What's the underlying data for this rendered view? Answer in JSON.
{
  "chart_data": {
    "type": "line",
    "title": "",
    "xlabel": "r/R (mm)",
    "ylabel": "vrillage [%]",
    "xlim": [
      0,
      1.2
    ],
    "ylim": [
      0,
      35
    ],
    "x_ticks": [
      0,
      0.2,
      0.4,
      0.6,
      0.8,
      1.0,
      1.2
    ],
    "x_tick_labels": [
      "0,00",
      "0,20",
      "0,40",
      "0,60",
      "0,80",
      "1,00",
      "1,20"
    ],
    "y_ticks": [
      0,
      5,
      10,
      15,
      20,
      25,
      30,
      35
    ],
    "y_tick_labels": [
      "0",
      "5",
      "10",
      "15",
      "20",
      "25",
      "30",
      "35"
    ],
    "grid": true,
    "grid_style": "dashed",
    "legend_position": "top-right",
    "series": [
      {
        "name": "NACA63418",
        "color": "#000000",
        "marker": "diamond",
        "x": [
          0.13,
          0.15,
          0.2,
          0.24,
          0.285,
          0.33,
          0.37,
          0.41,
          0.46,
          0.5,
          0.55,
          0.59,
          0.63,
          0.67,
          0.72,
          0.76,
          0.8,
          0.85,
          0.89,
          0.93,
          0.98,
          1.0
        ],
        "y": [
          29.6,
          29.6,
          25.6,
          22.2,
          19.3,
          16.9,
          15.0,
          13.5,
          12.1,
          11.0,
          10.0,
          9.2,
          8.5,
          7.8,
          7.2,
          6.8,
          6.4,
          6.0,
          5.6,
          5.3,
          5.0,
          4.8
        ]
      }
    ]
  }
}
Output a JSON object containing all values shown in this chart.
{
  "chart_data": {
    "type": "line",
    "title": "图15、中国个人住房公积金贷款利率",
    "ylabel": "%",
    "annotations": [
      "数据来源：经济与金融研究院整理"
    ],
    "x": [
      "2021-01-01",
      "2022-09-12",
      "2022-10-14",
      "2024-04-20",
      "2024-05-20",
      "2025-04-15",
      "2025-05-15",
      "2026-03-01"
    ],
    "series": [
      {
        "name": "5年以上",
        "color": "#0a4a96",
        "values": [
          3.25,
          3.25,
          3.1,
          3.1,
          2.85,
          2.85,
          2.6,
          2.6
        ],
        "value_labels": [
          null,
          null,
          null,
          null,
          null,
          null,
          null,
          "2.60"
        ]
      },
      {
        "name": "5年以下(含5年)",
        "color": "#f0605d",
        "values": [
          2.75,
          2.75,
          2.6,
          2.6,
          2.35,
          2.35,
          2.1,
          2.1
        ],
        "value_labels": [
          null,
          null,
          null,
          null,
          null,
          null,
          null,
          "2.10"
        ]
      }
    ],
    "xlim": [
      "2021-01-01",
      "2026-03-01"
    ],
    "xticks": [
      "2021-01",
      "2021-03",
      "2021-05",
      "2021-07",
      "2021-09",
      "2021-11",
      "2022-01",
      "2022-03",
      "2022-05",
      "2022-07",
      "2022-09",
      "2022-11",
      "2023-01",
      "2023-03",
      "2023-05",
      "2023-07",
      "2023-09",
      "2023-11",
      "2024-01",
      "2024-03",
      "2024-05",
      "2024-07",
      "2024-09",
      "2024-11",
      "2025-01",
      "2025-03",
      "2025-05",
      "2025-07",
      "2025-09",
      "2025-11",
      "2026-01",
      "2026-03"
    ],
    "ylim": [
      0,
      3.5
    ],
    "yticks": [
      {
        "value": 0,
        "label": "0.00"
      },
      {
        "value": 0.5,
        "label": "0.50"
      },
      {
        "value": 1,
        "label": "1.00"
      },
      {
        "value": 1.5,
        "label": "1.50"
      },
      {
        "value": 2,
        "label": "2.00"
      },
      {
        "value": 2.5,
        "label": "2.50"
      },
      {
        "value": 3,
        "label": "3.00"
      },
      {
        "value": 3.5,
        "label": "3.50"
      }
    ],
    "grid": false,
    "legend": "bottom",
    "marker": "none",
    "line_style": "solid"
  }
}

==*==

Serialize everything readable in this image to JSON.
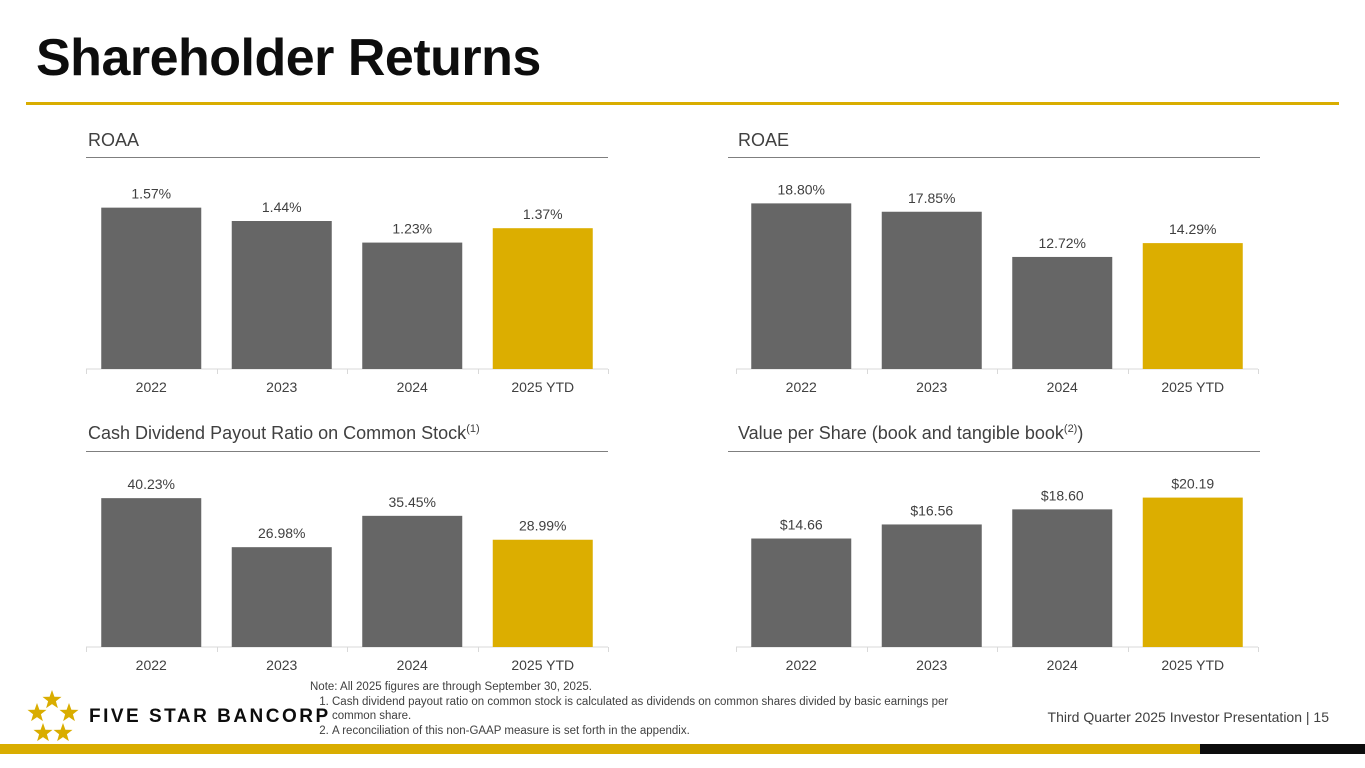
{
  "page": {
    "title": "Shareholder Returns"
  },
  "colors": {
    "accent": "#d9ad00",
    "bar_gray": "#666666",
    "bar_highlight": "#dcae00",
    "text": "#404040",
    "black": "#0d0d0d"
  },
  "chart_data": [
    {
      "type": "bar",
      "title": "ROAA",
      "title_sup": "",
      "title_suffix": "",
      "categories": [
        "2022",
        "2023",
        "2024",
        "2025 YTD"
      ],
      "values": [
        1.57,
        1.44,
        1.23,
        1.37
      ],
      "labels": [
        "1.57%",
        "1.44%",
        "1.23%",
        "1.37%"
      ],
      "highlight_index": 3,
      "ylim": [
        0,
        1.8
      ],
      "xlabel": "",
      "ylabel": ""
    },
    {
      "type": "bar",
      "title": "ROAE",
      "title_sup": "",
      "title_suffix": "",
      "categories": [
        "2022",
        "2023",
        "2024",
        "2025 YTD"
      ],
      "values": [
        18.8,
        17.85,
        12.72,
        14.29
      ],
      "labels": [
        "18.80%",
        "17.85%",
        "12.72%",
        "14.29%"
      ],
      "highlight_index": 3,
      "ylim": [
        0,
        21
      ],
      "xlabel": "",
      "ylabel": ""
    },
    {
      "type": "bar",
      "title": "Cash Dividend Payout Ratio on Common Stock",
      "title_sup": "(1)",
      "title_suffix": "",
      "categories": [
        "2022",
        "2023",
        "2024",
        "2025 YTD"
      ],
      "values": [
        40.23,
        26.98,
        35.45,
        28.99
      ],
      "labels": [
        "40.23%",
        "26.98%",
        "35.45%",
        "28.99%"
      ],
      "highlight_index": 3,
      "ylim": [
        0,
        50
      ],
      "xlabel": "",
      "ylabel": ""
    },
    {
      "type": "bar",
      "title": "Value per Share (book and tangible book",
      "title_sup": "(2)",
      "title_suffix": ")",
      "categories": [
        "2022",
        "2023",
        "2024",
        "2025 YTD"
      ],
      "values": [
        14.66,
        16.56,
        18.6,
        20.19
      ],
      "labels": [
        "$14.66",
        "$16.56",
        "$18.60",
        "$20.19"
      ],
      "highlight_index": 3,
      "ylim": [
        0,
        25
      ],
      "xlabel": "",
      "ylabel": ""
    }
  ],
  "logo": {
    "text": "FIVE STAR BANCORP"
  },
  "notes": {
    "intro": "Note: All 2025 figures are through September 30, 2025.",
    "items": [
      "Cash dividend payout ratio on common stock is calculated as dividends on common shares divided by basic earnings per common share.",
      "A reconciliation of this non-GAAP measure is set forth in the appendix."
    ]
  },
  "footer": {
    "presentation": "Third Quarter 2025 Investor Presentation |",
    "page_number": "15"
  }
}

==*==

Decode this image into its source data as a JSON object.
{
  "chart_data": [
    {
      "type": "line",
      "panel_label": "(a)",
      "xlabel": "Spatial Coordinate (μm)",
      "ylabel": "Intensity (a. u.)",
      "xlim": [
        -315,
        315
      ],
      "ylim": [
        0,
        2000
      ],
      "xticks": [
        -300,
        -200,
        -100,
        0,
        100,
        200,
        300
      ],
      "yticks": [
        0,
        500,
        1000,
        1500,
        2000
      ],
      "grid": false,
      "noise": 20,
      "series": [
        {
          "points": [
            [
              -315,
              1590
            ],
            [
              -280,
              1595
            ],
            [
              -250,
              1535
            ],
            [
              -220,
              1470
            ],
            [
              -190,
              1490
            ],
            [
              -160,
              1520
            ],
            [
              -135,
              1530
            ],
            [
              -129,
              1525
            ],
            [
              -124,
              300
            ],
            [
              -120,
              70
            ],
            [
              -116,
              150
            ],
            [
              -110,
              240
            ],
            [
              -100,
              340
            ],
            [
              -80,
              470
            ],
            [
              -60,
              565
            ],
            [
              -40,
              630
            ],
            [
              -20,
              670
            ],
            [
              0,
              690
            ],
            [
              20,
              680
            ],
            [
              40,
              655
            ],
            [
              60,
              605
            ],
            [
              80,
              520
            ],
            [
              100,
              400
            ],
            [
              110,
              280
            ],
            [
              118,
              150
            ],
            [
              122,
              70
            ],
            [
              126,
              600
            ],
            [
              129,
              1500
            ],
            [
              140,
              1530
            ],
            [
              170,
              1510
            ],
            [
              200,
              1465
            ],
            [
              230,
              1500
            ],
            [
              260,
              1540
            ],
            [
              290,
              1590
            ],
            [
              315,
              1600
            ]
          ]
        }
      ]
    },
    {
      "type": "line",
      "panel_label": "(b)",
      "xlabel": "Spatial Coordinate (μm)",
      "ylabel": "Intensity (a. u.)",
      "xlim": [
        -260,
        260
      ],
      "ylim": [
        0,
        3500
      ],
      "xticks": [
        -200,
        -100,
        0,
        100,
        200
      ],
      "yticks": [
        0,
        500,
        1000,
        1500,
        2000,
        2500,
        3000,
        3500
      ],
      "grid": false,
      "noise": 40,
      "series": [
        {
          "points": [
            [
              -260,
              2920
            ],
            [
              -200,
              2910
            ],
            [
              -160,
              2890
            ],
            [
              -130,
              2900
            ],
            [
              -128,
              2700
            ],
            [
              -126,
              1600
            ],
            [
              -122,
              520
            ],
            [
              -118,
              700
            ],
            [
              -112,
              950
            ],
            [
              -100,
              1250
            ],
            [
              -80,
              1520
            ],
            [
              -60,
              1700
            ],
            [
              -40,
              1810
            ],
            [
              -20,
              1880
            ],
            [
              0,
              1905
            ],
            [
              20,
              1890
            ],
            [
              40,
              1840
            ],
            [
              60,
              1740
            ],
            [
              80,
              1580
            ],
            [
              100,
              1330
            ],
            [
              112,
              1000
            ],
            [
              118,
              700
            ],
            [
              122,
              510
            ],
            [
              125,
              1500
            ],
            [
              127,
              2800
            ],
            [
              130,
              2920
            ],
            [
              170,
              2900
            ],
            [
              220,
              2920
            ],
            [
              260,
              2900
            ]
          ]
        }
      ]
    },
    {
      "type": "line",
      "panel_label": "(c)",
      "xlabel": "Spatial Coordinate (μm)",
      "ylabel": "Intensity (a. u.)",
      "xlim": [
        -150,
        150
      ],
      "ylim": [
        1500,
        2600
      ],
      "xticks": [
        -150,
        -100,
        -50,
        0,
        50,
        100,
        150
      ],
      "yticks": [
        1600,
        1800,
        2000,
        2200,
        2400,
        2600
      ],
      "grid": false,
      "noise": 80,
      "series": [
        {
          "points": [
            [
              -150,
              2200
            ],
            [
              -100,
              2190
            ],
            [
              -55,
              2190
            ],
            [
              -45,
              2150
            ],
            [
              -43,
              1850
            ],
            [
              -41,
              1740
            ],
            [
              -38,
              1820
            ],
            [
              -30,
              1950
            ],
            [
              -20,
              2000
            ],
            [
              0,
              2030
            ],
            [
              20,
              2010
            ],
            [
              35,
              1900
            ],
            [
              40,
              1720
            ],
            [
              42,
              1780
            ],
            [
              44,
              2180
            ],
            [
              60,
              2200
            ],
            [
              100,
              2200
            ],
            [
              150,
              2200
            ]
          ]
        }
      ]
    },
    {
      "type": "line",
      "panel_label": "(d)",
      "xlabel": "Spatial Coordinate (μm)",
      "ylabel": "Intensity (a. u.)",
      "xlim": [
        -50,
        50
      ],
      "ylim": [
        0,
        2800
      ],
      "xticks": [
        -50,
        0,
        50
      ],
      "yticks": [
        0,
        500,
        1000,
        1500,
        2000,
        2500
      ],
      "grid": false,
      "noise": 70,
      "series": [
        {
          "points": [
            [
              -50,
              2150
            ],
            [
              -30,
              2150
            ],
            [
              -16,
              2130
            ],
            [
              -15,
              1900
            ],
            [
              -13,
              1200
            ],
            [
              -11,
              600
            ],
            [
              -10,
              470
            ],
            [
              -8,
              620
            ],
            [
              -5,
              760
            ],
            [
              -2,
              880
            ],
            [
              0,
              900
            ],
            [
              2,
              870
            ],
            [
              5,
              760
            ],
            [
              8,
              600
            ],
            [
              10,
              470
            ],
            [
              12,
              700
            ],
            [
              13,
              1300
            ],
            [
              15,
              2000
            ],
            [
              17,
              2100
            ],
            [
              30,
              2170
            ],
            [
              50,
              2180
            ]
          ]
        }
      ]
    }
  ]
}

==*==

Select from the material above each line in which the string "JSON" appears, and list those lines.

▶ _Solution for this problem_
What's the underlying data for this rendered view? Answer in JSON.
Output a JSON object containing all values shown in this chart.
Serialize everything readable in this image to JSON.
Decode this image into its source data as a JSON object.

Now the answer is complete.